_Stored rows_:
>> begin
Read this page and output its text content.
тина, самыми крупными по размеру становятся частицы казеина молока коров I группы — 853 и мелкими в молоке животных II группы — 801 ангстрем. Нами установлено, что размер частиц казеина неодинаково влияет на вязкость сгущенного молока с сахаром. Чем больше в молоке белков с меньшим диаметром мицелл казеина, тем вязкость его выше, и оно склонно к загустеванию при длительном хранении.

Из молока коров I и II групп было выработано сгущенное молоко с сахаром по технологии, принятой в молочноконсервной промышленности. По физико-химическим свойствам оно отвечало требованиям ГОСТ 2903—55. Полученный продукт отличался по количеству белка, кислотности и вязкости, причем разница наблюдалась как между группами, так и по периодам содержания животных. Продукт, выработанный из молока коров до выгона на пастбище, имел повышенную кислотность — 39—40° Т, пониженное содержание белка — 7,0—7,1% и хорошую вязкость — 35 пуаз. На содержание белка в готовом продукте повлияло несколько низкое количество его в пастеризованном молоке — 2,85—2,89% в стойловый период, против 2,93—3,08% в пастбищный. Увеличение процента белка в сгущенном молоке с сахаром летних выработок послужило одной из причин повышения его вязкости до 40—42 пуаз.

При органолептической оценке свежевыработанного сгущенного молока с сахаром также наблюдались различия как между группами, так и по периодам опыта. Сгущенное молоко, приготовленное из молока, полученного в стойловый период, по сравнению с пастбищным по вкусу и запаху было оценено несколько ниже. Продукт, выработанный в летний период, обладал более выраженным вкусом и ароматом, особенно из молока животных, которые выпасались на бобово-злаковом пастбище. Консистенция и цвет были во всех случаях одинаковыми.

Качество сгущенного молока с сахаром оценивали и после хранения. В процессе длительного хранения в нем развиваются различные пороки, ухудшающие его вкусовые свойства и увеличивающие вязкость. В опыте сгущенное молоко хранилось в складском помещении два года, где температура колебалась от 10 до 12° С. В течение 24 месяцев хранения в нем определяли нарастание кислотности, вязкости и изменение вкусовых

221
>> end
_Task description_:
Extract the complete set of records unchanged.

_Problem solution_:
Read this page and output its text content.
тина, самыми крупными по размеру становятся частицы казеина молока коров I группы — 853 и мелкими в молоке животных II группы — 801 ангстрем. Нами установлено, что размер частиц казеина неодинаково влияет на вязкость сгущенного молока с сахаром. Чем больше в молоке белков с меньшим диаметром мицелл казеина, тем вязкость его выше, и оно склонно к загустеванию при длительном хранении.

Из молока коров I и II групп было выработано сгущенное молоко с сахаром по технологии, принятой в молочноконсервной промышленности. По физико-химическим свойствам оно отвечало требованиям ГОСТ 2903—55. Полученный продукт отличался по количеству белка, кислотности и вязкости, причем разница наблюдалась как между группами, так и по периодам содержания животных. Продукт, выработанный из молока коров до выгона на пастбище, имел повышенную кислотность — 39—40° Т, пониженное содержание белка — 7,0—7,1% и хорошую вязкость — 35 пуаз. На содержание белка в готовом продукте повлияло несколько низкое количество его в пастеризованном молоке — 2,85—2,89% в стойловый период, против 2,93—3,08% в пастбищный. Увеличение процента белка в сгущенном молоке с сахаром летних выработок послужило одной из причин повышения его вязкости до 40—42 пуаз.

При органолептической оценке свежевыработанного сгущенного молока с сахаром также наблюдались различия как между группами, так и по периодам опыта. Сгущенное молоко, приготовленное из молока, полученного в стойловый период, по сравнению с пастбищным по вкусу и запаху было оценено несколько ниже. Продукт, выработанный в летний период, обладал более выраженным вкусом и ароматом, особенно из молока животных, которые выпасались на бобово-злаковом пастбище. Консистенция и цвет были во всех случаях одинаковыми.

Качество сгущенного молока с сахаром оценивали и после хранения. В процессе длительного хранения в нем развиваются различные пороки, ухудшающие его вкусовые свойства и увеличивающие вязкость. В опыте сгущенное молоко хранилось в складском помещении два года, где температура колебалась от 10 до 12° С. В течение 24 месяцев хранения в нем определяли нарастание кислотности, вязкости и изменение вкусовых

221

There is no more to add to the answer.